_DOCUMENT SEGMENT:_

== Segment start ==

Acting Spokesperson of the Executive Yuan
- In office 2 September 2024 – 12 September 2024
- Prime Minister: Cho Jung-tai
- Preceded by: Chen Shih-kai
- Succeeded by: Michelle Lee

Deputy Spokesperson of the Executive Yuan
- Incumbent
- Assumed office 20 May 2024
- Spokesperson: Chen Shih-kai Herself (acting)

Personal details
- Born: October 29, 1991 (age 34) Dongshi District, Taichung County, Taiwan
- Party: Democratic Progressive Party
- Education: Fu Jen Catholic University (BA) National Chung Hsing University (MA)

= Julia Hsieh =

Spokesperson of the Executive Yuan since 2024

Hsieh Tzu-han (謝子涵; born 29 October 1991), also known by her English name Julia Hsieh, is a Taiwanese politician who served as the acting Spokesperson of the Executive Yuan since 2024.

== Education ==
After attending National Fengshan Senior High School, Hsieh graduated from Fu Jen Catholic University with a bachelor's degree in literature and the Japanese language with a minor in diplomacy and international affairs. She then earned a master's degree in international relations from National Chung Hsing University.

== Segment end ==

_ACTIONS TO TAKE:_
a - Quote the Julia Hsieh profile verbatim, beginning at the words "Personal details" and stopping after "Hsing University (MA)".
b - In the Julia Hsieh profile, which university awarded Hsieh her master's degree, and in what field?
c - Continue the Julia Hsieh profile, starting after its final sentence.

_ENTRIES SHOWN:_

== Segment start ==

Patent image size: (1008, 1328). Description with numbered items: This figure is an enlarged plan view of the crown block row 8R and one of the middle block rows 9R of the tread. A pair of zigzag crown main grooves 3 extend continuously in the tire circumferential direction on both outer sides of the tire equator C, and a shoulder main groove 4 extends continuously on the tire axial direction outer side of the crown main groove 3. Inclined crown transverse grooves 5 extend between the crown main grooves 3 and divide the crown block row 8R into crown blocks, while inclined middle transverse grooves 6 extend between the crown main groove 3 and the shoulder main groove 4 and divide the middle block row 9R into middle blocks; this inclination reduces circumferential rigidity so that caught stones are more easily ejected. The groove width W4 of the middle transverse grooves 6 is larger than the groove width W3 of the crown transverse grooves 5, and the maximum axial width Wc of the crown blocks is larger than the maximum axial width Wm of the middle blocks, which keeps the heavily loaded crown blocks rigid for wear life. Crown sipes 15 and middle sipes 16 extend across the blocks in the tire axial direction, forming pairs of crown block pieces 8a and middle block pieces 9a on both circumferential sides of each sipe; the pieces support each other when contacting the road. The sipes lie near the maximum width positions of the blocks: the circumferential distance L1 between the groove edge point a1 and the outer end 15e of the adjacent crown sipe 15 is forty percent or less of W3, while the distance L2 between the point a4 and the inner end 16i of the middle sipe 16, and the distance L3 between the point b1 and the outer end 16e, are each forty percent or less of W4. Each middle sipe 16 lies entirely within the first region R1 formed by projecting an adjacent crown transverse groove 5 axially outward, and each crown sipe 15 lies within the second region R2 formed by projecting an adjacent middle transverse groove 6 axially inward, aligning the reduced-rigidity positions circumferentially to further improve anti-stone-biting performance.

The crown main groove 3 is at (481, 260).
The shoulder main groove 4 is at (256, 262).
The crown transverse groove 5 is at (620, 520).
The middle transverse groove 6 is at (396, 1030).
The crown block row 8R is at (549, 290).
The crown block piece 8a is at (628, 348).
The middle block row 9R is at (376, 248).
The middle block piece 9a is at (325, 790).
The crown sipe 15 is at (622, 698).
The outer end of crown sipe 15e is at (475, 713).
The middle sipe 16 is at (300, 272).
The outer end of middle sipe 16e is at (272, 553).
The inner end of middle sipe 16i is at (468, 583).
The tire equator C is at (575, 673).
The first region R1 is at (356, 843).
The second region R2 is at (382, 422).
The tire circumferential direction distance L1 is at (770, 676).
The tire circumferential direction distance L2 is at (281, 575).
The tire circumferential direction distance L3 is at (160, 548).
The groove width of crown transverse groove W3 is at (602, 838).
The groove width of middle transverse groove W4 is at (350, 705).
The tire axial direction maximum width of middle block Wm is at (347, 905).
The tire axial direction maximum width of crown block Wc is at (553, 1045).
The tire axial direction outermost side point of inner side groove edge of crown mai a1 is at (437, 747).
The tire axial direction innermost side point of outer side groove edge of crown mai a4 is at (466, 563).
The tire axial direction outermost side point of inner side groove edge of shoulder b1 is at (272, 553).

== Segment end ==

_RESULTS BY TASK:_
a -
Personal details
- Born: October 29, 1991 (age 34) Dongshi District, Taichung County, Taiwan
- Party: Democratic Progressive Party
- Education: Fu Jen Catholic University (BA) National Chung Hsing University (MA)

b - National Chung Hsing University, in international relations.

c -
== Political career ==

Hsieh began her political career in 2022 as the spokesperson for the Democratic Progressive Party (DPP).

In 2023, she was nominated to run for legislator in Taichung City's third constituency, but she was defeated by the incumbent legislator, Yang Chiung-ying of the Kuomintang.

On 20 May 2024, following the DPP's victory in the presidential election, she was appointed to the Cho cabinet as the Executive Yuan's deputy spokesperson. In August of the same year, Chen Shih-kai, who had been the spokesperson, resigned and was appointed Minister of Transportation and Communications. Hsieh then assumed the role of acting spokesperson until Michelle Lee was appointed as spokesperson on 12 September 2024.